Tam Demokrasi Platformu'nun ev sahipliğinde düzenlenen konferansta konuşan ilahiyatçı, yazar ve eski milletvekili Abdulbaki Erdoğmuş, "Din-Siyaset-Devlet İlişkisi" başlığı altında, İslam düşünce tarihinde kökleşmiş birçok kavrama ve kabule meydan okuyan, derinlemesine ve ezber bozan bir analiz sundu. Erdoğmuş, İslam'ın özünde bir devlet modeli veya siyasi otorite kurma talebi olmadığını, dinin asıl muhatabının kurumlar veya devletler değil, doğrudan insanın kendisi olduğunu Kur'an ayetleri ve tarihsel analizlerle temellendirdi.
____
*Görev Tanımı:* Din-siyaset-devlet ilişkisi konulu metinde "Tam Demokrasi Platformu'nun" ifadesinden "tarihsel analizlerle temellendirdi." ifadesine kadar olan kısmı, "konferansta" yerine "panelde" koyarak değiştirip yeniden yazın. Satırların bu işle hiçbir ilgisi yoktur.

*Verilen Malzeme:*
____
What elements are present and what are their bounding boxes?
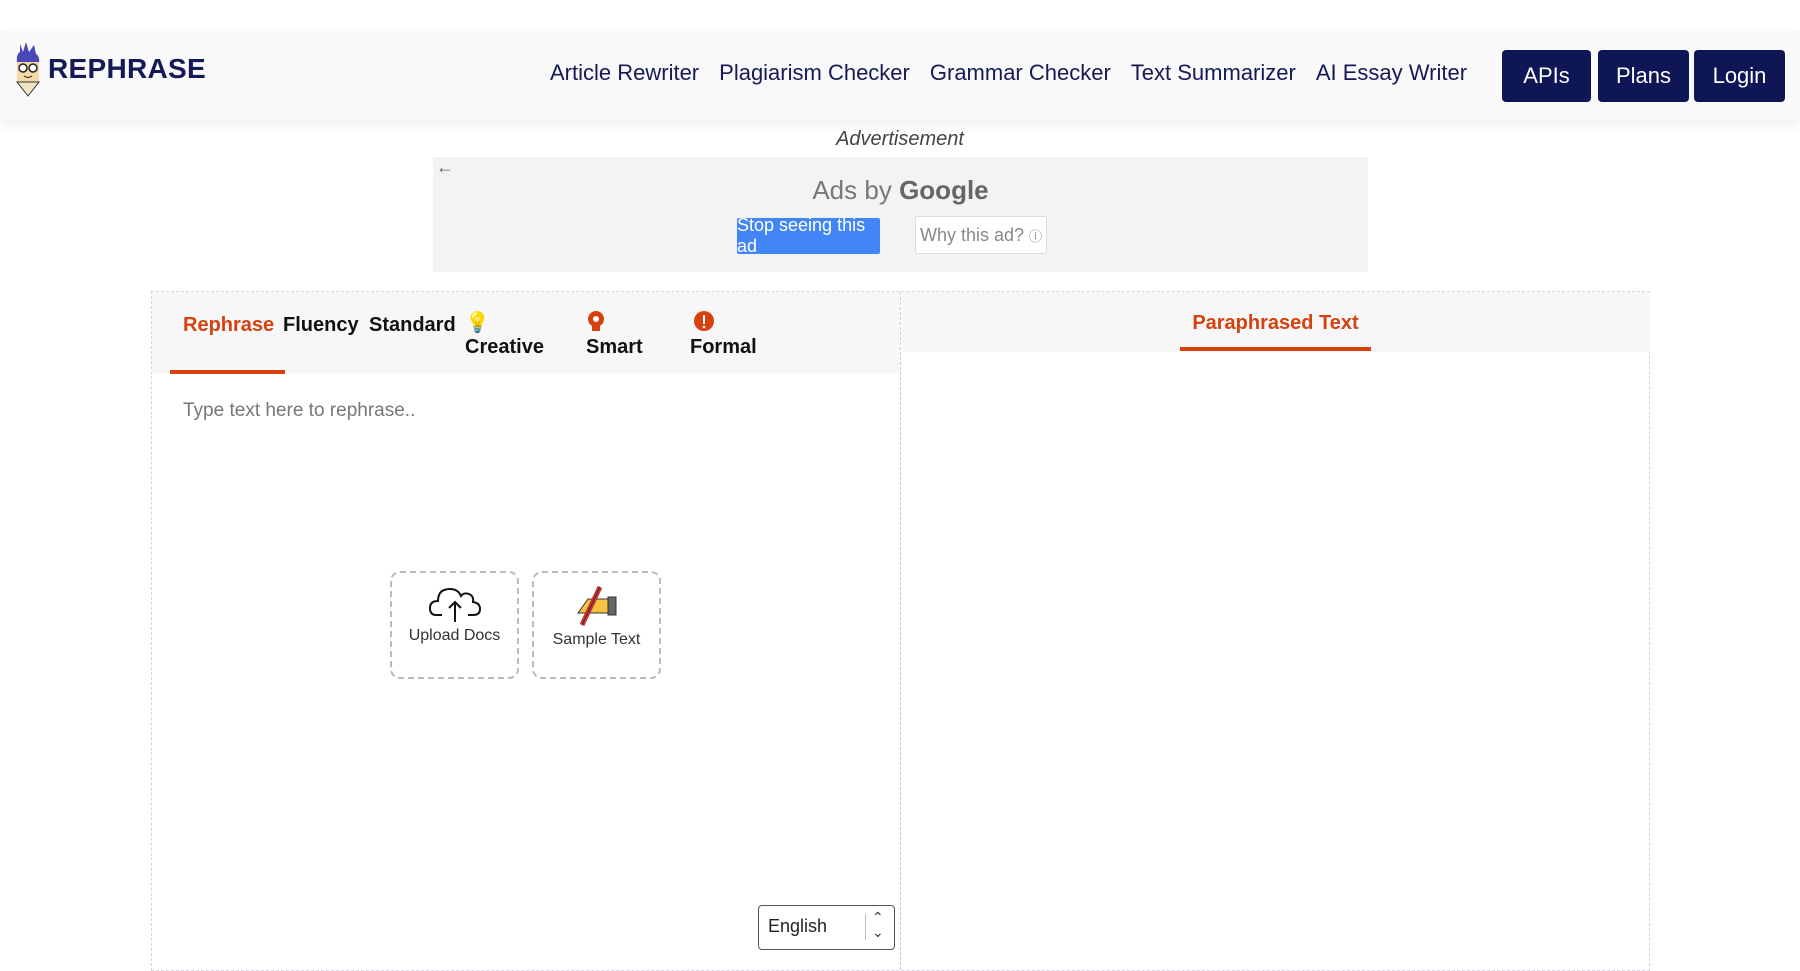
____
*Yazılı Cevap:*
Tam Demokrasi Platformu'nun ev sahipliğinde düzenlenen panelde konuşan ilahiyatçı, yazar ve eski milletvekili Abdulbaki Erdoğmuş, "Din-Siyaset-Devlet İlişkisi" başlığı altında, İslam düşünce tarihinde kökleşmiş birçok kavrama ve kabule meydan okuyan, derinlemesine ve ezber bozan bir analiz sundu. Erdoğmuş, İslam'ın özünde bir devlet modeli veya siyasi otorite kurma talebi olmadığını, dinin asıl muhatabının kurumlar veya devletler değil, doğrudan insanın kendisi olduğunu Kur'an ayetleri ve tarihsel analizlerle temellendirdi.